• [TO BE DONE]: Transcribe all of the material below word for word and leave out its pictures.

───── RECORDS SUPPLIED

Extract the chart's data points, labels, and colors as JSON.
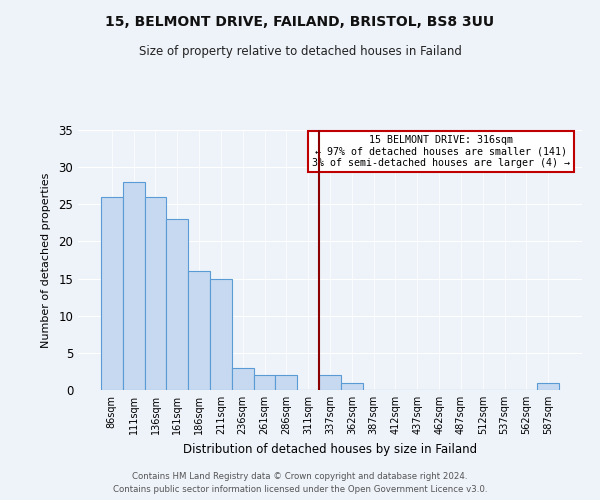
{
  "title": "15, BELMONT DRIVE, FAILAND, BRISTOL, BS8 3UU",
  "subtitle": "Size of property relative to detached houses in Failand",
  "xlabel": "Distribution of detached houses by size in Failand",
  "ylabel": "Number of detached properties",
  "bar_labels": [
    "86sqm",
    "111sqm",
    "136sqm",
    "161sqm",
    "186sqm",
    "211sqm",
    "236sqm",
    "261sqm",
    "286sqm",
    "311sqm",
    "337sqm",
    "362sqm",
    "387sqm",
    "412sqm",
    "437sqm",
    "462sqm",
    "487sqm",
    "512sqm",
    "537sqm",
    "562sqm",
    "587sqm"
  ],
  "bar_values": [
    26,
    28,
    26,
    23,
    16,
    15,
    3,
    2,
    2,
    0,
    2,
    1,
    0,
    0,
    0,
    0,
    0,
    0,
    0,
    0,
    1
  ],
  "bar_color": "#c6d9f0",
  "bar_edge_color": "#5b9bd5",
  "vline_x": 9.5,
  "vline_color": "#8b0000",
  "annotation_title": "15 BELMONT DRIVE: 316sqm",
  "annotation_line1": "← 97% of detached houses are smaller (141)",
  "annotation_line2": "3% of semi-detached houses are larger (4) →",
  "annotation_box_color": "#ffffff",
  "annotation_box_edge": "#c00000",
  "ylim": [
    0,
    35
  ],
  "yticks": [
    0,
    5,
    10,
    15,
    20,
    25,
    30,
    35
  ],
  "footer1": "Contains HM Land Registry data © Crown copyright and database right 2024.",
  "footer2": "Contains public sector information licensed under the Open Government Licence v3.0.",
  "bg_color": "#eef2f9"
}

──────────

• [ANSWER TO THE EXERCISE]:
Extract the chart's data points, labels, and colors as JSON.
{
  "title": "15, BELMONT DRIVE, FAILAND, BRISTOL, BS8 3UU",
  "subtitle": "Size of property relative to detached houses in Failand",
  "xlabel": "Distribution of detached houses by size in Failand",
  "ylabel": "Number of detached properties",
  "bar_labels": [
    "86sqm",
    "111sqm",
    "136sqm",
    "161sqm",
    "186sqm",
    "211sqm",
    "236sqm",
    "261sqm",
    "286sqm",
    "311sqm",
    "337sqm",
    "362sqm",
    "387sqm",
    "412sqm",
    "437sqm",
    "462sqm",
    "487sqm",
    "512sqm",
    "537sqm",
    "562sqm",
    "587sqm"
  ],
  "bar_values": [
    26,
    28,
    26,
    23,
    16,
    15,
    3,
    2,
    2,
    0,
    2,
    1,
    0,
    0,
    0,
    0,
    0,
    0,
    0,
    0,
    1
  ],
  "bar_color": "#c6d9f0",
  "bar_edge_color": "#5b9bd5",
  "vline_x": 9.5,
  "vline_color": "#8b0000",
  "annotation_title": "15 BELMONT DRIVE: 316sqm",
  "annotation_line1": "← 97% of detached houses are smaller (141)",
  "annotation_line2": "3% of semi-detached houses are larger (4) →",
  "annotation_box_color": "#ffffff",
  "annotation_box_edge": "#c00000",
  "ylim": [
    0,
    35
  ],
  "yticks": [
    0,
    5,
    10,
    15,
    20,
    25,
    30,
    35
  ],
  "footer1": "Contains HM Land Registry data © Crown copyright and database right 2024.",
  "footer2": "Contains public sector information licensed under the Open Government Licence v3.0.",
  "bg_color": "#eef2f9"
}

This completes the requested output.